Problem to work on: Scan the entries below. List each line with "name".

Record set:

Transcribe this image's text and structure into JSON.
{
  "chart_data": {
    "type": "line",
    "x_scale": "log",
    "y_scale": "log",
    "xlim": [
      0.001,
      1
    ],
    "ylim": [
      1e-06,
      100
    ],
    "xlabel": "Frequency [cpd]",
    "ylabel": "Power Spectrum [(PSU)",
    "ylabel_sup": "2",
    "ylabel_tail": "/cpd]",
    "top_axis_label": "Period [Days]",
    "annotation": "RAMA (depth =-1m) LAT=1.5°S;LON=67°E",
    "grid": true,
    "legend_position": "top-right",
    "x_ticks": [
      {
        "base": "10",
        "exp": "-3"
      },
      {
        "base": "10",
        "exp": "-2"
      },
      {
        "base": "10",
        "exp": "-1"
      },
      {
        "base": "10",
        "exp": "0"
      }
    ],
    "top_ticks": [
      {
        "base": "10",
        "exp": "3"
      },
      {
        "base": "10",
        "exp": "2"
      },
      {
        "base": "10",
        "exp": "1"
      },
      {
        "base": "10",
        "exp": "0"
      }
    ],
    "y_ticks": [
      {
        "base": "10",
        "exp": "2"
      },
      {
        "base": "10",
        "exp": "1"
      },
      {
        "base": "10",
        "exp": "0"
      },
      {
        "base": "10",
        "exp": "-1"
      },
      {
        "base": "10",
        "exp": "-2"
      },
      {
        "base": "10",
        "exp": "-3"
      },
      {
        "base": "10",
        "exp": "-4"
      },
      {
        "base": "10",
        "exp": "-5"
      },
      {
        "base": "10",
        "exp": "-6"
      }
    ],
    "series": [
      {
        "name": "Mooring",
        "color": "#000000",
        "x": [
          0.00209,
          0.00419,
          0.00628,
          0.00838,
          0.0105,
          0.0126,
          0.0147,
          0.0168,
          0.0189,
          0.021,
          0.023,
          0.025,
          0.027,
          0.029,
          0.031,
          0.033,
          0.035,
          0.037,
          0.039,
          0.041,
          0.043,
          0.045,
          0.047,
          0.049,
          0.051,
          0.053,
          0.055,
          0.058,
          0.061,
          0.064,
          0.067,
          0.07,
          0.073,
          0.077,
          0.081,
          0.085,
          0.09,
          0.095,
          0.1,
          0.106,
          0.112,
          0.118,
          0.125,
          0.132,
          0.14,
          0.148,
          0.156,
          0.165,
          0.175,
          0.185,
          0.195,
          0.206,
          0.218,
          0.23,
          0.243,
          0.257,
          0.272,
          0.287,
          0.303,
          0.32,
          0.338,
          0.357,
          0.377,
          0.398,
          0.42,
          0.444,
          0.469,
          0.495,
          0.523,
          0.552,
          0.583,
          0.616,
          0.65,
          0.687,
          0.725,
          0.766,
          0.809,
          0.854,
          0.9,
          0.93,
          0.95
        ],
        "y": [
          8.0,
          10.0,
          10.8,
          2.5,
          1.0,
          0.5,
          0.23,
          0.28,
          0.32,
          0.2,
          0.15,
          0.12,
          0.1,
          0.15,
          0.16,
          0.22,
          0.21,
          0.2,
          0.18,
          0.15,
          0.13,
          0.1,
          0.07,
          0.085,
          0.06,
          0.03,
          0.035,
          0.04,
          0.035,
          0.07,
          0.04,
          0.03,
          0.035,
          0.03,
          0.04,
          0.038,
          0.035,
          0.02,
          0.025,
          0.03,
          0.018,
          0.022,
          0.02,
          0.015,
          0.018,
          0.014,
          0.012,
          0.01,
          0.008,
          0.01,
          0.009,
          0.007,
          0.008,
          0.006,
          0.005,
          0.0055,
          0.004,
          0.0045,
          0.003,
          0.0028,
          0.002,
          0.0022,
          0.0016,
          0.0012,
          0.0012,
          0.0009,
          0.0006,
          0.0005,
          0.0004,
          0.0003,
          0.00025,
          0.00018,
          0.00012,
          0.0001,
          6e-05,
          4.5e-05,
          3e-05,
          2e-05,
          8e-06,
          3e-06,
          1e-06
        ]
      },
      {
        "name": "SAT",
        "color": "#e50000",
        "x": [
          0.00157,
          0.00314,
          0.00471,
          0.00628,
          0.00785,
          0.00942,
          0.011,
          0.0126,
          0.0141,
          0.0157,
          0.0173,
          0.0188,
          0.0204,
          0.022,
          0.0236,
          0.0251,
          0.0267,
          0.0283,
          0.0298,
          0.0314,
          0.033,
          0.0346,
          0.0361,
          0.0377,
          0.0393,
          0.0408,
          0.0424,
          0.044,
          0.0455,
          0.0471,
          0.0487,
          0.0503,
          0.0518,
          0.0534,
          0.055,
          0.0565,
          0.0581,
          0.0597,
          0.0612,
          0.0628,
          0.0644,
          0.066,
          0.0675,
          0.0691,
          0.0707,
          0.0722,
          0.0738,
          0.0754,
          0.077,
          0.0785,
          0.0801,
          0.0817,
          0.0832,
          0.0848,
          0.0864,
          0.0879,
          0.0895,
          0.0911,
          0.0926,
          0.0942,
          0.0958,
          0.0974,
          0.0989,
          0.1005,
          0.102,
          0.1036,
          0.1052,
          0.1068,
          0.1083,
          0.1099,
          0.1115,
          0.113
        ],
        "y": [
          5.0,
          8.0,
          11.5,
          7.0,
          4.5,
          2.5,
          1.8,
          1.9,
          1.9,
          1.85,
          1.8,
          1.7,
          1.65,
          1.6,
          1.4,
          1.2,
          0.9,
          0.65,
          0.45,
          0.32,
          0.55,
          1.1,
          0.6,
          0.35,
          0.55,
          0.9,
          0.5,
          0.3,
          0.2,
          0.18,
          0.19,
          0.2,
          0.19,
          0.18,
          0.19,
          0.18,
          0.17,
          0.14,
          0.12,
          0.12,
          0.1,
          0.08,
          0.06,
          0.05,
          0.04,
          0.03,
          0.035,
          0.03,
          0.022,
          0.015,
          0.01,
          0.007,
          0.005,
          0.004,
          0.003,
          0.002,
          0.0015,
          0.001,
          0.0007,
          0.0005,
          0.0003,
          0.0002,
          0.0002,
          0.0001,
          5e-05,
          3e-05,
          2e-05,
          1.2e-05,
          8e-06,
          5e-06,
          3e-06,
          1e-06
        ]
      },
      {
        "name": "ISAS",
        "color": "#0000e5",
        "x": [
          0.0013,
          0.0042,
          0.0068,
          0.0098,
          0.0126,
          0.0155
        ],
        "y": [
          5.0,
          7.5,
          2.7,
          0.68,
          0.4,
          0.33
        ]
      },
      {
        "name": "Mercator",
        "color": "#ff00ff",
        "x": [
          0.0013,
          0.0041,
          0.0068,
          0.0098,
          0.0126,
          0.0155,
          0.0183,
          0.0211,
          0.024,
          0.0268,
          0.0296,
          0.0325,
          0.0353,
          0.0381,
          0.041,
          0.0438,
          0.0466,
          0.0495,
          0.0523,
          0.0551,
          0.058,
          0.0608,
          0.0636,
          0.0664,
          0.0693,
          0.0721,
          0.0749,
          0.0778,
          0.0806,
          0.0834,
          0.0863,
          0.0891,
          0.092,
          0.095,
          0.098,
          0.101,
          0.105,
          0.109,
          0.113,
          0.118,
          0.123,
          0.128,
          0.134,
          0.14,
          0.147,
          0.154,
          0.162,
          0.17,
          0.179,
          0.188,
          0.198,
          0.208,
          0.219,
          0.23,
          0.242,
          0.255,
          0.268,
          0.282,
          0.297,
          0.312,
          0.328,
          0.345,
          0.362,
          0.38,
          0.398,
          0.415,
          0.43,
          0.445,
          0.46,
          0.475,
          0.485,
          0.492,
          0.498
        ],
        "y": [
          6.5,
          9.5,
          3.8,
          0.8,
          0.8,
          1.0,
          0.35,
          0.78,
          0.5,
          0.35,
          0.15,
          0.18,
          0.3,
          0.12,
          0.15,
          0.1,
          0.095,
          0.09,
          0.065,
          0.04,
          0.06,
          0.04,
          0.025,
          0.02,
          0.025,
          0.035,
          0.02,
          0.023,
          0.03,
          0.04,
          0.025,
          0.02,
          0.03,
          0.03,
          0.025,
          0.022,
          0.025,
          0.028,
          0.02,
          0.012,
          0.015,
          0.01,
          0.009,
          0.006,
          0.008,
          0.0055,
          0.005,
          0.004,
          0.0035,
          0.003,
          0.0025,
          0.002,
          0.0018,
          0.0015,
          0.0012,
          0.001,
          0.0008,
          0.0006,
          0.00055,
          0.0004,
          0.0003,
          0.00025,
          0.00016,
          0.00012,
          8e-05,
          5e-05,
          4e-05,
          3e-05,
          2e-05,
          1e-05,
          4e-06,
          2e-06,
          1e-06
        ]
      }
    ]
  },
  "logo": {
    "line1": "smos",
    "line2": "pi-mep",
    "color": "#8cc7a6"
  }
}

Exercise answer:
        "name": "Mooring",
        "name": "SAT",
        "name": "ISAS",
        "name": "Mercator",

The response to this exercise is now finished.